Available data:

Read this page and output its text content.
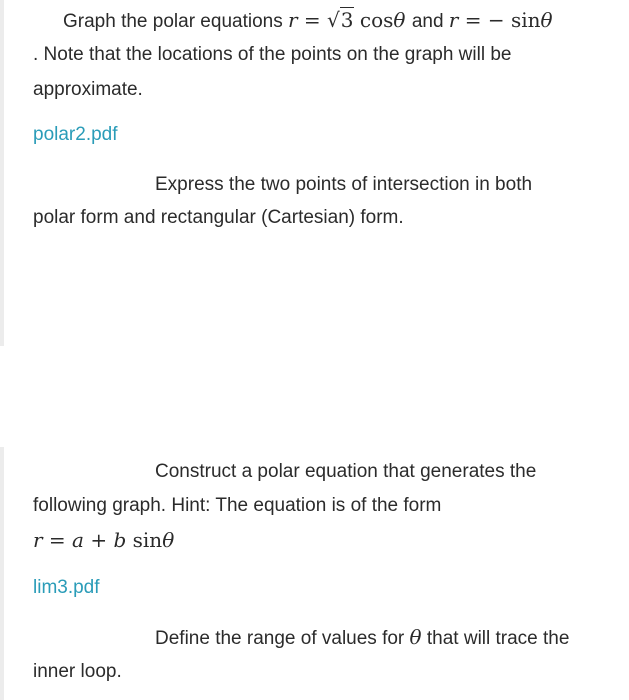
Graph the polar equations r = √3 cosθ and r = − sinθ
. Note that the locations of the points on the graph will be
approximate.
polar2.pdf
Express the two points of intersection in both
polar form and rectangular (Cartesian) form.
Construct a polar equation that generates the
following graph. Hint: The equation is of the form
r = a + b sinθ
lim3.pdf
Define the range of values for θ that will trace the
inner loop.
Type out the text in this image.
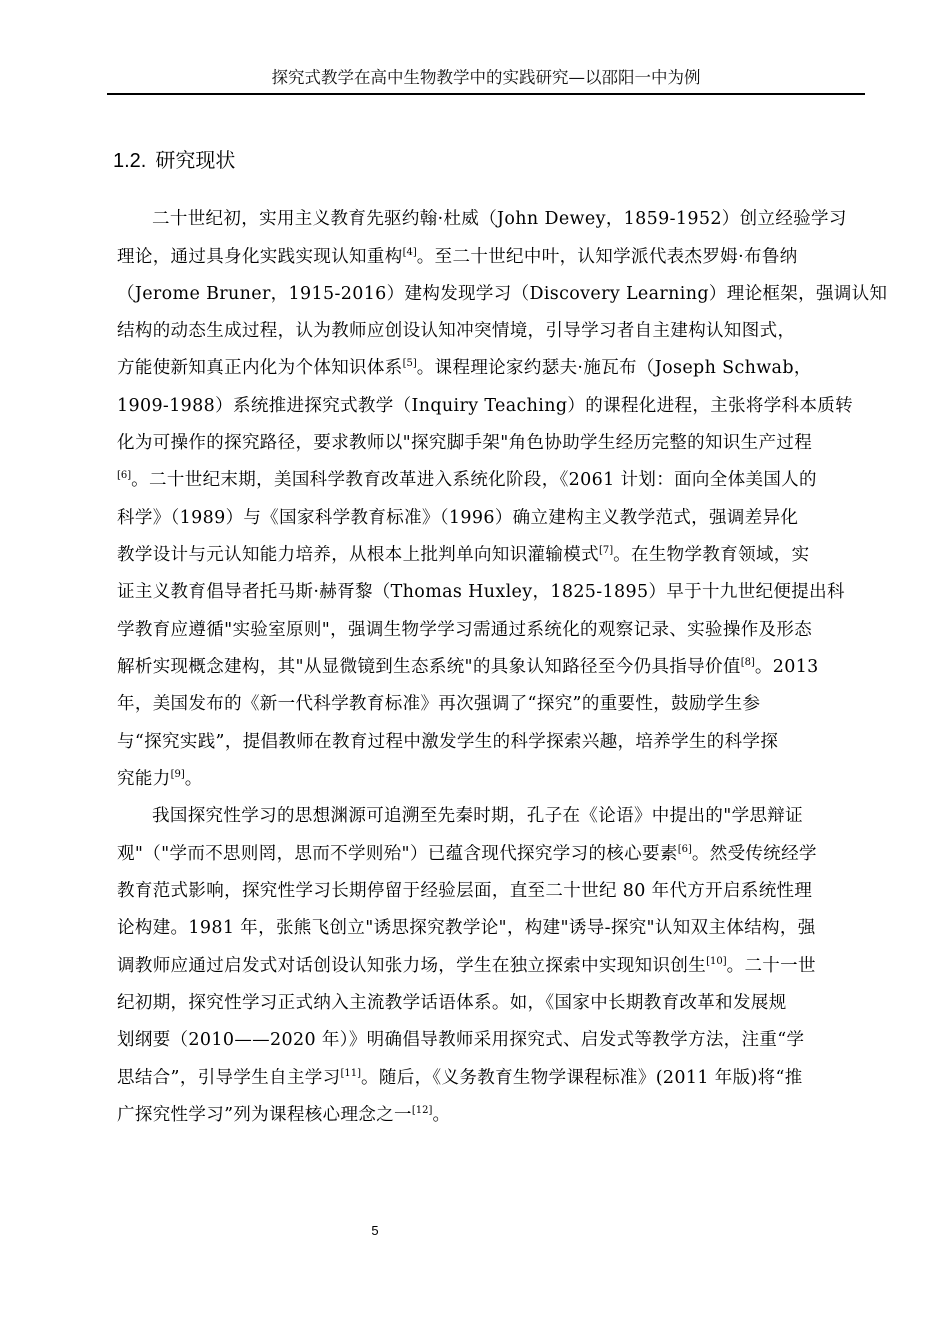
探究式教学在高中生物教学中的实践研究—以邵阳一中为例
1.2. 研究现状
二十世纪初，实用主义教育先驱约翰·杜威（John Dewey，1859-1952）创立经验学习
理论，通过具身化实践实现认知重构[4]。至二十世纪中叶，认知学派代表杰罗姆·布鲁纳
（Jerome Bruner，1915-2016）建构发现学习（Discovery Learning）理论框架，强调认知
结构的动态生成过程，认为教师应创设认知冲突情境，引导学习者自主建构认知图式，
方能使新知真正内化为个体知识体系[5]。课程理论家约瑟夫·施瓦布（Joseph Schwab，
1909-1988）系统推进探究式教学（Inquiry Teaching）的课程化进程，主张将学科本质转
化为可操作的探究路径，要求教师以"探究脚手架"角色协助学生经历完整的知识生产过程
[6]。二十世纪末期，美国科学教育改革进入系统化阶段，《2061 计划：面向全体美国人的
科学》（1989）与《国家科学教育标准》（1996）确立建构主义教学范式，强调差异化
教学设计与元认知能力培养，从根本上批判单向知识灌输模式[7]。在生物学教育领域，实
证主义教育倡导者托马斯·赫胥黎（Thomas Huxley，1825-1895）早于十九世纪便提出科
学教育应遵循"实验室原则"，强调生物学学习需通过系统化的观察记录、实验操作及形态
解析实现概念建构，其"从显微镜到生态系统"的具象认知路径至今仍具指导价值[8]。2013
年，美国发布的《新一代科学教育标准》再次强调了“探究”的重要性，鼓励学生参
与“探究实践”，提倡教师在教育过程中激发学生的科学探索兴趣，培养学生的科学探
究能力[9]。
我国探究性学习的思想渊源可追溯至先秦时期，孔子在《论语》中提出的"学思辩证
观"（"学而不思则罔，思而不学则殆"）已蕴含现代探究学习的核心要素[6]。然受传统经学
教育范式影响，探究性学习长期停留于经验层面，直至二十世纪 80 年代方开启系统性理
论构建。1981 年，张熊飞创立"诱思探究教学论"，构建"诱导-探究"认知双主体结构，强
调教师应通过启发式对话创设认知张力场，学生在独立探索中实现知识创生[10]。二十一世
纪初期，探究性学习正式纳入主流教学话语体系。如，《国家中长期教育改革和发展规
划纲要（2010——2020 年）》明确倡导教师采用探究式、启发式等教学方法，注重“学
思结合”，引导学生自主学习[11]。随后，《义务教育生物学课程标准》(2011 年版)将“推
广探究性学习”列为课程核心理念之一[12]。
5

Written problem: Pull out and copy each line containing the string "points".

Worked solution:
. Note that the locations of the points on the graph will be
Express the two points of intersection in both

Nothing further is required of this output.